----- Supplied information

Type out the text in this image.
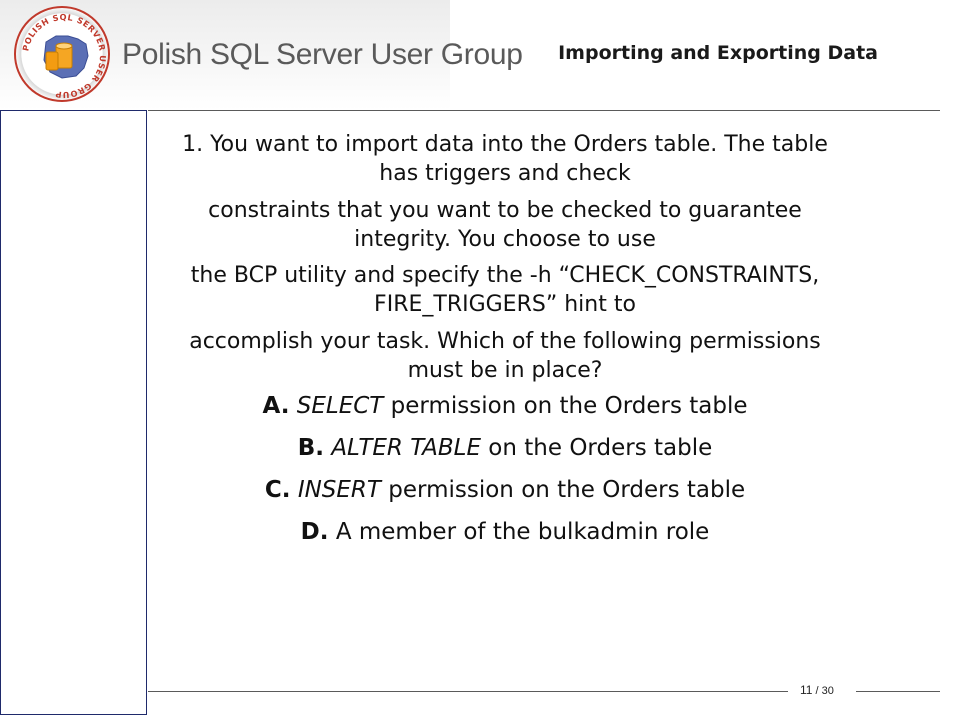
POLISH SQL SERVER USER GROUP
Polish SQL Server User Group Importing and Exporting Data
1. You want to import data into the Orders table. The table has triggers and check
constraints that you want to be checked to guarantee integrity. You choose to use
the BCP utility and specify the -h “CHECK_CONSTRAINTS, FIRE_TRIGGERS” hint to
accomplish your task. Which of the following permissions must be in place?
A. SELECT permission on the Orders table
B. ALTER TABLE on the Orders table
C. INSERT permission on the Orders table
D. A member of the bulkadmin role
11 / 30
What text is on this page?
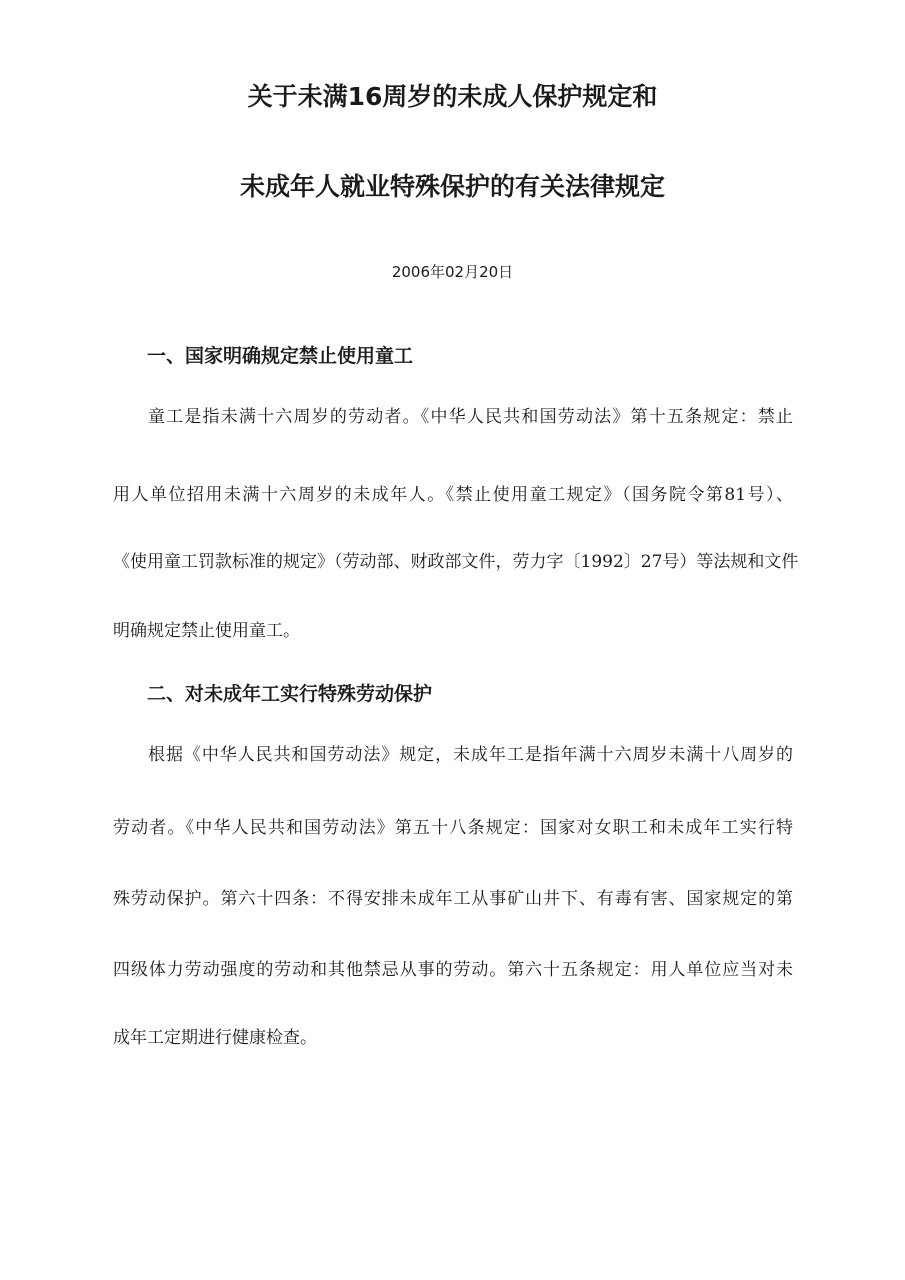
关于未满16周岁的未成人保护规定和
未成年人就业特殊保护的有关法律规定
2006年02月20日
一、国家明确规定禁止使用童工
童工是指未满十六周岁的劳动者。《中华人民共和国劳动法》第十五条规定：禁止
用人单位招用未满十六周岁的未成年人。《禁止使用童工规定》（国务院令第81号）、
《使用童工罚款标准的规定》（劳动部、财政部文件，劳力字〔1992〕27号）等法规和文件
明确规定禁止使用童工。
二、对未成年工实行特殊劳动保护
根据《中华人民共和国劳动法》规定，未成年工是指年满十六周岁未满十八周岁的
劳动者。《中华人民共和国劳动法》第五十八条规定：国家对女职工和未成年工实行特
殊劳动保护。第六十四条：不得安排未成年工从事矿山井下、有毒有害、国家规定的第
四级体力劳动强度的劳动和其他禁忌从事的劳动。第六十五条规定：用人单位应当对未
成年工定期进行健康检查。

----------

**Your objective**
Reproduce each line word for word and drop the pictures.

**Exercise response**
Type out the text in this image.
POLISH SQL SERVER USER GROUP
Polish SQL Server User Group Importing and Exporting Data
1. You want to import data into the Orders table. The table has triggers and check
constraints that you want to be checked to guarantee integrity. You choose to use
the BCP utility and specify the -h “CHECK_CONSTRAINTS, FIRE_TRIGGERS” hint to
accomplish your task. Which of the following permissions must be in place?
A. SELECT permission on the Orders table
B. ALTER TABLE on the Orders table
C. INSERT permission on the Orders table
D. A member of the bulkadmin role
11 / 30
What text is on this page?
关于未满16周岁的未成人保护规定和
未成年人就业特殊保护的有关法律规定
2006年02月20日
一、国家明确规定禁止使用童工
童工是指未满十六周岁的劳动者。《中华人民共和国劳动法》第十五条规定：禁止
用人单位招用未满十六周岁的未成年人。《禁止使用童工规定》（国务院令第81号）、
《使用童工罚款标准的规定》（劳动部、财政部文件，劳力字〔1992〕27号）等法规和文件
明确规定禁止使用童工。
二、对未成年工实行特殊劳动保护
根据《中华人民共和国劳动法》规定，未成年工是指年满十六周岁未满十八周岁的
劳动者。《中华人民共和国劳动法》第五十八条规定：国家对女职工和未成年工实行特
殊劳动保护。第六十四条：不得安排未成年工从事矿山井下、有毒有害、国家规定的第
四级体力劳动强度的劳动和其他禁忌从事的劳动。第六十五条规定：用人单位应当对未
成年工定期进行健康检查。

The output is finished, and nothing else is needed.